• [STATED PROBLEM] Show each line that has the string "this" in it.
====================
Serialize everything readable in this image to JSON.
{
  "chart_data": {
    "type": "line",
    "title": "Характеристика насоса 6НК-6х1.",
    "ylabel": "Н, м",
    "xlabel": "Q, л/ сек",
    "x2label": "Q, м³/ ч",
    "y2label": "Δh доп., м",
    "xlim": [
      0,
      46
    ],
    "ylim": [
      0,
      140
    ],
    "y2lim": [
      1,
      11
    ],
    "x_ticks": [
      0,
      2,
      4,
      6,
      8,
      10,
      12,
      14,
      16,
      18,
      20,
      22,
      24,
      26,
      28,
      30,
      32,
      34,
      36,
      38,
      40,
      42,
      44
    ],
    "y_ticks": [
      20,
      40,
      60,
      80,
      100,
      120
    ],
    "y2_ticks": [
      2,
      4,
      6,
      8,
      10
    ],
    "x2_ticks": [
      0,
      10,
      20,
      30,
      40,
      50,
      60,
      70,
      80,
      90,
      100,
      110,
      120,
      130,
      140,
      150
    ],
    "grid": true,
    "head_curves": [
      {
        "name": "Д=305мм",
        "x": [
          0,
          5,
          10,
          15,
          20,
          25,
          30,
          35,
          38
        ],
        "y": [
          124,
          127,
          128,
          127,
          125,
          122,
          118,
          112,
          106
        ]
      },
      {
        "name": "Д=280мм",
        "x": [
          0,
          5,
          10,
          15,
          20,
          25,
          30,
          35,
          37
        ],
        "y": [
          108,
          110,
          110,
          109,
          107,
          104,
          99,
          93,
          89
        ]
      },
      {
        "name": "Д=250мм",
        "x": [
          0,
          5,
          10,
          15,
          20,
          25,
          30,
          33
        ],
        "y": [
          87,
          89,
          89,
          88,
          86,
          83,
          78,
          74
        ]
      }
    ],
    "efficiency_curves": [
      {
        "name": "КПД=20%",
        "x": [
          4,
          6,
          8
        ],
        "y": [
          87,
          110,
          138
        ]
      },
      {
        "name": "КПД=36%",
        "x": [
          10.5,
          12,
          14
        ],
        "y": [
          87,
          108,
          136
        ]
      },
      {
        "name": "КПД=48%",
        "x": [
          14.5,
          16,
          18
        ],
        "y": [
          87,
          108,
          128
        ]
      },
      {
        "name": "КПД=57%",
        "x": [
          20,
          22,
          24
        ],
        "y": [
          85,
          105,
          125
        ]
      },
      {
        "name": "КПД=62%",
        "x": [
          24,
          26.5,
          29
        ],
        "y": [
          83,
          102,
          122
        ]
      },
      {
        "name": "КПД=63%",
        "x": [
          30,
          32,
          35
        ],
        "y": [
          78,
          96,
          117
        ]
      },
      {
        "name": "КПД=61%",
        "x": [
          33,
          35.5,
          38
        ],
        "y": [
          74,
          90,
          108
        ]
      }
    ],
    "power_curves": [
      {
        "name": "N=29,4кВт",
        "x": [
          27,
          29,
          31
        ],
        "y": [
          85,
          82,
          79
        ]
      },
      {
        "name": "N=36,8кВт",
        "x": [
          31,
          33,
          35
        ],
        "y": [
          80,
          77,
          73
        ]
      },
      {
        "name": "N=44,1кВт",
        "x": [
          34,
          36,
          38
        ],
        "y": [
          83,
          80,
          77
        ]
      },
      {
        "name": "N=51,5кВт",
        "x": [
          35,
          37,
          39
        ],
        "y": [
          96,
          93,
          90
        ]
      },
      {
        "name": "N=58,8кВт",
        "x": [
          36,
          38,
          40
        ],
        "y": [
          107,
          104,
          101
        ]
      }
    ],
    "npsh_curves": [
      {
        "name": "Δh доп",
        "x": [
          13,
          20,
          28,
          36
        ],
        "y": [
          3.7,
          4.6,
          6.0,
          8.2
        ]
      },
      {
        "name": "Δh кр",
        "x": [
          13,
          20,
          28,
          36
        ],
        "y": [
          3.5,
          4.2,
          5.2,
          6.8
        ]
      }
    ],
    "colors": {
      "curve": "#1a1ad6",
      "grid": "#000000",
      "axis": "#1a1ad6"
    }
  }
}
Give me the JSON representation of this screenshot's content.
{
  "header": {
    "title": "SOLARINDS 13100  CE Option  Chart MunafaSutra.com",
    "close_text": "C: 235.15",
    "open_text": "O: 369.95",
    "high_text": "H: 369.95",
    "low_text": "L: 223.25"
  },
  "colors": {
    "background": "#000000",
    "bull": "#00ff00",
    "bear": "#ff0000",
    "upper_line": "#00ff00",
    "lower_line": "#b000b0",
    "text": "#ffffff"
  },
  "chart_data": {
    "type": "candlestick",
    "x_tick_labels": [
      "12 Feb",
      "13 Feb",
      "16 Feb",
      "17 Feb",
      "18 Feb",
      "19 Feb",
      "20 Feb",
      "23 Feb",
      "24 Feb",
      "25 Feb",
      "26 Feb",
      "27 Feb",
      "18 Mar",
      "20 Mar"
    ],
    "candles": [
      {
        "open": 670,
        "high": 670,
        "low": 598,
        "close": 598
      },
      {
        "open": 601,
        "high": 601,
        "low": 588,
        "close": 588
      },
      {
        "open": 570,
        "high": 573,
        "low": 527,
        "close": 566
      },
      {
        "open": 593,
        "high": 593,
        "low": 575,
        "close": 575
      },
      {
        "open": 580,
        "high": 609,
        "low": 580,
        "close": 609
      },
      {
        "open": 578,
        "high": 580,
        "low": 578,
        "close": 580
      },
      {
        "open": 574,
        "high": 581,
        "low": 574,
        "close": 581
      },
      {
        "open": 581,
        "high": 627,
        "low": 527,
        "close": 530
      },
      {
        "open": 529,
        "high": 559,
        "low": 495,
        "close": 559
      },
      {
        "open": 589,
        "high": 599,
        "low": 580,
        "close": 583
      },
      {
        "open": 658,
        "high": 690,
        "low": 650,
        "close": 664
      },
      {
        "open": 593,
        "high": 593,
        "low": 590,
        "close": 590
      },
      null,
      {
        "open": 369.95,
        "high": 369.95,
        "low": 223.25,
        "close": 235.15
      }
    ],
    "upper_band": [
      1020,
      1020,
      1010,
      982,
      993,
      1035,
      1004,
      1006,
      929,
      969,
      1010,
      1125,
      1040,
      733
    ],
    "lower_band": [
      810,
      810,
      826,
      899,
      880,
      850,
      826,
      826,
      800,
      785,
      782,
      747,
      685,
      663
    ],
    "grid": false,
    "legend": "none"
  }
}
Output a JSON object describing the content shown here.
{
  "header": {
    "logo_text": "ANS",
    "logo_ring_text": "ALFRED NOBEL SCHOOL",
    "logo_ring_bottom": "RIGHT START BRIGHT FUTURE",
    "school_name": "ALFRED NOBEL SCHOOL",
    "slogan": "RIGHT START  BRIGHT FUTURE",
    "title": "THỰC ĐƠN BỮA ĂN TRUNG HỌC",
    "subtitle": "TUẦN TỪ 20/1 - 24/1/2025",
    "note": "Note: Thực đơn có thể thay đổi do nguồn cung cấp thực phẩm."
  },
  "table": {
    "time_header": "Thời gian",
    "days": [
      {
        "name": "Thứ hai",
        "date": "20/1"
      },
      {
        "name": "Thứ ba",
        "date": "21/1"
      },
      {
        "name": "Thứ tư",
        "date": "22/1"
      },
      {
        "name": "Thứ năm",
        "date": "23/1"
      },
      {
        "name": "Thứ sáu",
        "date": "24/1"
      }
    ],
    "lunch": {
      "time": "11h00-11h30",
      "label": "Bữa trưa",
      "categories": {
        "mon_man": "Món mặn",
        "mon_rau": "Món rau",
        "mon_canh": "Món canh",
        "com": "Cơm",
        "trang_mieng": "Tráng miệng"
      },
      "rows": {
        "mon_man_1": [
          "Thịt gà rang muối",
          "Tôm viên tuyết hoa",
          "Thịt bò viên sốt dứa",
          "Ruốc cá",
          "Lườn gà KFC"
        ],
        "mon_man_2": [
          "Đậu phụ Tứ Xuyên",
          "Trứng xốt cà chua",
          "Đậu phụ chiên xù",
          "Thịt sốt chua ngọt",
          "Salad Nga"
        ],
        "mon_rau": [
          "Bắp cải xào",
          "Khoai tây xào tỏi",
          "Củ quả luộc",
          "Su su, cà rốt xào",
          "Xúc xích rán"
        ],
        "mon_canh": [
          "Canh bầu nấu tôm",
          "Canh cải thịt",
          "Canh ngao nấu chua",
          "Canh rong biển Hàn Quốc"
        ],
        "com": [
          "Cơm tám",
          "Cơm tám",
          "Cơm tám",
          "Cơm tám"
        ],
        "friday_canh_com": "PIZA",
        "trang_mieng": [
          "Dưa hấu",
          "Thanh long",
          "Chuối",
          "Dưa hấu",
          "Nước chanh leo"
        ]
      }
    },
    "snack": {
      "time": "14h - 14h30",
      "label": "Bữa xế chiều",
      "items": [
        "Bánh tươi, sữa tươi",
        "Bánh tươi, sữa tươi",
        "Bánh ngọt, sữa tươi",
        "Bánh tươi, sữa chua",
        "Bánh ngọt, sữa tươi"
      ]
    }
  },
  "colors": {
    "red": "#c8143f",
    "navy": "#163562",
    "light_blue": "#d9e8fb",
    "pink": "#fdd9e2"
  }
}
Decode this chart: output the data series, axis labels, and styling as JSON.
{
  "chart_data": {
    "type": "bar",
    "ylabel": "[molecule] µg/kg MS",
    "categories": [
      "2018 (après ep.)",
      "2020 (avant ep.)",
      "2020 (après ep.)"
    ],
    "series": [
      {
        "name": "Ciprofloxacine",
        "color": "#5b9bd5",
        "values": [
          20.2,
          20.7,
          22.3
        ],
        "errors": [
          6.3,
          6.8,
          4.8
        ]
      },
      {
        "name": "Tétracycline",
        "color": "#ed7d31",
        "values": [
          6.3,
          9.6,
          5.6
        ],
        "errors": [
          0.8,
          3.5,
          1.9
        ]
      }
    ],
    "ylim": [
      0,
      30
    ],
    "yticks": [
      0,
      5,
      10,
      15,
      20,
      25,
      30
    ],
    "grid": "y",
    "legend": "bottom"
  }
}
====================
• [THE OUTPUT]
Serialize everything readable in this image to JSON.
Give me the JSON representation of this screenshot's content.
Decode this chart: output the data series, axis labels, and styling as JSON.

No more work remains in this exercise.